- Layout coordinate data
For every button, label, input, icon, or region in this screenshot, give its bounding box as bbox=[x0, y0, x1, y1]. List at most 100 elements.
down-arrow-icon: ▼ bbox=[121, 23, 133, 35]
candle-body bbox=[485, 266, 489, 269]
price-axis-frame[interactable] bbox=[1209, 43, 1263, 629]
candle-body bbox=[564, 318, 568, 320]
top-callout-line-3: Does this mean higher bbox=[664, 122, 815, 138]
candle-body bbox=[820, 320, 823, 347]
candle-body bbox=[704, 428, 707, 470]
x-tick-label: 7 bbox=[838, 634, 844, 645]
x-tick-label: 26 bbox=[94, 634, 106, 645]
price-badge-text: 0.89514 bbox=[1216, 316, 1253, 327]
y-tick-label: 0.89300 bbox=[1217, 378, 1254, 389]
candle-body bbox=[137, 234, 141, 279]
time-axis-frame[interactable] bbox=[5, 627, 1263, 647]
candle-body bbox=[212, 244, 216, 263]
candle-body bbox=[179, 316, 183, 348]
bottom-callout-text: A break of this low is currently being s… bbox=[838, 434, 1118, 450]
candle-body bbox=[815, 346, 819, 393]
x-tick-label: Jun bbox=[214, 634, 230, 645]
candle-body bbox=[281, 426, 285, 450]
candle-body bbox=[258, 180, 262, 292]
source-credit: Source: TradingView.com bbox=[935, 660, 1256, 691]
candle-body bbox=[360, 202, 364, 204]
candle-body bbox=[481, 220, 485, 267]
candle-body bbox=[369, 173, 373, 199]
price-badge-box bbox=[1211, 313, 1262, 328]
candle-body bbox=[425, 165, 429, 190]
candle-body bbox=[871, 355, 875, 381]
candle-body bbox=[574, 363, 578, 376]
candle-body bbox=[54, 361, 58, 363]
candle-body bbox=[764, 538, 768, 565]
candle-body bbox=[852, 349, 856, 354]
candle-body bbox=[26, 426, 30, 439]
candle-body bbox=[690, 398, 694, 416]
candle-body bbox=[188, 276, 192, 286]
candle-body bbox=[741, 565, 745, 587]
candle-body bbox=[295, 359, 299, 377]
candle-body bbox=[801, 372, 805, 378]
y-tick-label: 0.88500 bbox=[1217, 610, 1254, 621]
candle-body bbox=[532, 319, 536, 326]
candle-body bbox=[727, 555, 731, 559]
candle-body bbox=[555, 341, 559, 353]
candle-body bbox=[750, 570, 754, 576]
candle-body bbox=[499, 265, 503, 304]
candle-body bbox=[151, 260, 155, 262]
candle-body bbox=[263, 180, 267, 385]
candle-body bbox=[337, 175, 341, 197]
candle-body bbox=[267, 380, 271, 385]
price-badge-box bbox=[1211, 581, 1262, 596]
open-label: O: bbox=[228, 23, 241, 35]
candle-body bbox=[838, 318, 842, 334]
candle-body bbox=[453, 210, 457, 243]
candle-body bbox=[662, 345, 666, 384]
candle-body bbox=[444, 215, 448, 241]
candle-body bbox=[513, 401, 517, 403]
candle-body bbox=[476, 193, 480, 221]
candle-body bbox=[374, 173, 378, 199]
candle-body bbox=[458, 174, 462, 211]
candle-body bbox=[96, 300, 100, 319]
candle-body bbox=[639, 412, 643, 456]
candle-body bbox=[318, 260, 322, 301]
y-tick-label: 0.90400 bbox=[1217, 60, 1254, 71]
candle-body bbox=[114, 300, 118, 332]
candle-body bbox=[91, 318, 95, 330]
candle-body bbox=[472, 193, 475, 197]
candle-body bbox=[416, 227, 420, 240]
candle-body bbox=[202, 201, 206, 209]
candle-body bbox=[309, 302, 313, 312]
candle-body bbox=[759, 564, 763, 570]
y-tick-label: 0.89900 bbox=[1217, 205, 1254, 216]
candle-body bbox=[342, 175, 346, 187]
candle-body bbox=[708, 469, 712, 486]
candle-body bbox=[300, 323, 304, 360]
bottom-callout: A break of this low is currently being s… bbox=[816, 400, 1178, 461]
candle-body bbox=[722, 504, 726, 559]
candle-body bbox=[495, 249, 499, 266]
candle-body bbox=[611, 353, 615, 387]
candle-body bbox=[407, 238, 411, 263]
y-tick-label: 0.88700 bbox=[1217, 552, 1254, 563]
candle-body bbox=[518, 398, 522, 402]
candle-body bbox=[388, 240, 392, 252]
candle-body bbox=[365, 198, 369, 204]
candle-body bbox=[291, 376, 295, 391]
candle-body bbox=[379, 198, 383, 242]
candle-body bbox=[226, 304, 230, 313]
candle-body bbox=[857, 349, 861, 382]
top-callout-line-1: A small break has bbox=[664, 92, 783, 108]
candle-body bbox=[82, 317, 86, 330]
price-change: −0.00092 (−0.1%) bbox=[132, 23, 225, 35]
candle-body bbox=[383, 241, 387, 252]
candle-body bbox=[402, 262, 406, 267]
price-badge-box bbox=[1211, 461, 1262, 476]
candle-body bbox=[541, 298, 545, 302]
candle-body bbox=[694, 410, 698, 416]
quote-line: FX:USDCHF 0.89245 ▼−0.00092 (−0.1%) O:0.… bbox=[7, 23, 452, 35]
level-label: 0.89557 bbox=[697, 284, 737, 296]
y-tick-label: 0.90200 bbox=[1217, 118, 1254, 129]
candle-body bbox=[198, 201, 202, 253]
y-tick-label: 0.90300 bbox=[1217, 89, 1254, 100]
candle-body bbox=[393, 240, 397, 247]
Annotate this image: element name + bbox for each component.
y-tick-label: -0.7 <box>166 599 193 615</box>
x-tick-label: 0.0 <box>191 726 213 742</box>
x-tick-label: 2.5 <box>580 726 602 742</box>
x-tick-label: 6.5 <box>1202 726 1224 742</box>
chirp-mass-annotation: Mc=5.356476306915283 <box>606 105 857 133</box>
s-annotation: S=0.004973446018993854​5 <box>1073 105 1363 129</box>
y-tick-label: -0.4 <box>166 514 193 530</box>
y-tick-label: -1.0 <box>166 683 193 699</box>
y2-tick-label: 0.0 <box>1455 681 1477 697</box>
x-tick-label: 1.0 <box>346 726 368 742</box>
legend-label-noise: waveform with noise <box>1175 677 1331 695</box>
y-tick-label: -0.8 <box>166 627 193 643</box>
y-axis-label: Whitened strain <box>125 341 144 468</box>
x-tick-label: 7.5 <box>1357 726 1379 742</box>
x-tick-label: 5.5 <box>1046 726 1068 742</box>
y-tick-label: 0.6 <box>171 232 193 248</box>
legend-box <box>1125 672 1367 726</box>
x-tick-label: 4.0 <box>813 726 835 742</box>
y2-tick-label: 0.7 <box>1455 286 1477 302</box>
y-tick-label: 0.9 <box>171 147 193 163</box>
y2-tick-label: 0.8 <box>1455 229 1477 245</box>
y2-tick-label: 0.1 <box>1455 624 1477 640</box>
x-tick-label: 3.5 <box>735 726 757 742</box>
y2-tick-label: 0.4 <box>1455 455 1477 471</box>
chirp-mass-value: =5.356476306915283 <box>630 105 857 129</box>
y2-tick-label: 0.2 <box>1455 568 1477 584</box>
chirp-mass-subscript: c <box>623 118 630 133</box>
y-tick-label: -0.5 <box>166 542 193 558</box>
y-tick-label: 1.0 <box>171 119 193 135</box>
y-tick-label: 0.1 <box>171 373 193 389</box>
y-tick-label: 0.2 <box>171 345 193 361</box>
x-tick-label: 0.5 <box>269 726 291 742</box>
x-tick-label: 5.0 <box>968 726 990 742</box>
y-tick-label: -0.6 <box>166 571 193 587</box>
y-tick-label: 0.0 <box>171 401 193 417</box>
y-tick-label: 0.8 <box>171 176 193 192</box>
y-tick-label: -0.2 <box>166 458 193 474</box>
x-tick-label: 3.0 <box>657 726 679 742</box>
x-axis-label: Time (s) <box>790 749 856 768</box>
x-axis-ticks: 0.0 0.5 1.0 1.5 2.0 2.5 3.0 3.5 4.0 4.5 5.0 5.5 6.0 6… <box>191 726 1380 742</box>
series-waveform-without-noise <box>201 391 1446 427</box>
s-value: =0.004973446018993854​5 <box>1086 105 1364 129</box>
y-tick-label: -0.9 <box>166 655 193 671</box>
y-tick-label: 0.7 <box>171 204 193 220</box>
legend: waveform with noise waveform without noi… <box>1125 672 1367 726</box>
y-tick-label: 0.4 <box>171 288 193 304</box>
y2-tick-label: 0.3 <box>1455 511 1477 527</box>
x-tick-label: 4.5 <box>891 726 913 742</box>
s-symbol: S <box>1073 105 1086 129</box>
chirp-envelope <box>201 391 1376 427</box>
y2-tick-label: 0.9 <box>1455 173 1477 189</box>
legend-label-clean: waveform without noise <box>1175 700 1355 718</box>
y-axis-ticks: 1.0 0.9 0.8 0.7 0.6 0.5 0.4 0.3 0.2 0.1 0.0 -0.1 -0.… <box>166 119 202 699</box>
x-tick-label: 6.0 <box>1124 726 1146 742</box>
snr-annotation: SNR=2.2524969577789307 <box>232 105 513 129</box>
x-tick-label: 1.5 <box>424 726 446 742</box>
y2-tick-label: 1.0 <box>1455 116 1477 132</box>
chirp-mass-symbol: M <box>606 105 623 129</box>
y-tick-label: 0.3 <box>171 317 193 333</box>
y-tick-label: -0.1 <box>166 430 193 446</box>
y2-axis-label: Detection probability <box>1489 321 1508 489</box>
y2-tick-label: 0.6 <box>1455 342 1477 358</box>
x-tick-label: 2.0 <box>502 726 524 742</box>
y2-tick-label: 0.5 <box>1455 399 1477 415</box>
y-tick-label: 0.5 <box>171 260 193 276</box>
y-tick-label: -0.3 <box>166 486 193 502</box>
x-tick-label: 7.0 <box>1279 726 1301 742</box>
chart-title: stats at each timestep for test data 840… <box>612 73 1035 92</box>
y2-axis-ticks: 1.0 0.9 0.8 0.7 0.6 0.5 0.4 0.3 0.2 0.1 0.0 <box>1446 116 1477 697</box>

- WORK TO BE COMPLETED
Put the records, from the first line up to and including the line with "candle-body bbox=[444, 215, 448, 241]", into a Markdown table with the columns Row and Line. Number each row and skip any blank lines.

- FINISHED EXERCISE
| Row | Line |
|---|---|
| 1 | For every button, label, input, icon, or region in this screenshot, give its bounding box as bbox=[x0, y0, x1, y1]. List at most 100 elements. |
| 2 | down-arrow-icon: ▼ bbox=[121, 23, 133, 35] |
| 3 | candle-body bbox=[485, 266, 489, 269] |
| 4 | price-axis-frame[interactable] bbox=[1209, 43, 1263, 629] |
| 5 | candle-body bbox=[564, 318, 568, 320] |
| 6 | top-callout-line-3: Does this mean higher bbox=[664, 122, 815, 138] |
| 7 | candle-body bbox=[820, 320, 823, 347] |
| 8 | candle-body bbox=[704, 428, 707, 470] |
| 9 | x-tick-label: 7 bbox=[838, 634, 844, 645] |
| 10 | x-tick-label: 26 bbox=[94, 634, 106, 645] |
| 11 | price-badge-text: 0.89514 bbox=[1216, 316, 1253, 327] |
| 12 | y-tick-label: 0.89300 bbox=[1217, 378, 1254, 389] |
| 13 | candle-body bbox=[137, 234, 141, 279] |
| 14 | time-axis-frame[interactable] bbox=[5, 627, 1263, 647] |
| 15 | candle-body bbox=[212, 244, 216, 263] |
| 16 | candle-body bbox=[179, 316, 183, 348] |
| 17 | bottom-callout-text: A break of this low is currently being s… bbox=[838, 434, 1118, 450] |
| 18 | candle-body bbox=[815, 346, 819, 393] |
| 19 | x-tick-label: Jun bbox=[214, 634, 230, 645] |
| 20 | candle-body bbox=[281, 426, 285, 450] |
| 21 | candle-body bbox=[258, 180, 262, 292] |
| 22 | source-credit: Source: TradingView.com bbox=[935, 660, 1256, 691] |
| 23 | candle-body bbox=[360, 202, 364, 204] |
| 24 | candle-body bbox=[481, 220, 485, 267] |
| 25 | candle-body bbox=[369, 173, 373, 199] |
| 26 | price-badge-box bbox=[1211, 313, 1262, 328] |
| 27 | candle-body bbox=[425, 165, 429, 190] |
| 28 | candle-body bbox=[871, 355, 875, 381] |
| 29 | candle-body bbox=[574, 363, 578, 376] |
| 30 | candle-body bbox=[54, 361, 58, 363] |
| 31 | candle-body bbox=[764, 538, 768, 565] |
| 32 | candle-body bbox=[852, 349, 856, 354] |
| 33 | candle-body bbox=[26, 426, 30, 439] |
| 34 | candle-body bbox=[690, 398, 694, 416] |
| 35 | candle-body bbox=[188, 276, 192, 286] |
| 36 | candle-body bbox=[741, 565, 745, 587] |
| 37 | candle-body bbox=[295, 359, 299, 377] |
| 38 | candle-body bbox=[801, 372, 805, 378] |
| 39 | y-tick-label: 0.88500 bbox=[1217, 610, 1254, 621] |
| 40 | candle-body bbox=[532, 319, 536, 326] |
| 41 | candle-body bbox=[727, 555, 731, 559] |
| 42 | candle-body bbox=[555, 341, 559, 353] |
| 43 | candle-body bbox=[750, 570, 754, 576] |
| 44 | candle-body bbox=[499, 265, 503, 304] |
| 45 | candle-body bbox=[151, 260, 155, 262] |
| 46 | candle-body bbox=[263, 180, 267, 385] |
| 47 | candle-body bbox=[337, 175, 341, 197] |
| 48 | candle-body bbox=[267, 380, 271, 385] |
| 49 | price-badge-box bbox=[1211, 581, 1262, 596] |
| 50 | open-label: O: bbox=[228, 23, 241, 35] |
| 51 | candle-body bbox=[838, 318, 842, 334] |
| 52 | candle-body bbox=[453, 210, 457, 243] |
| 53 | candle-body bbox=[662, 345, 666, 384] |
| 54 | candle-body bbox=[444, 215, 448, 241] |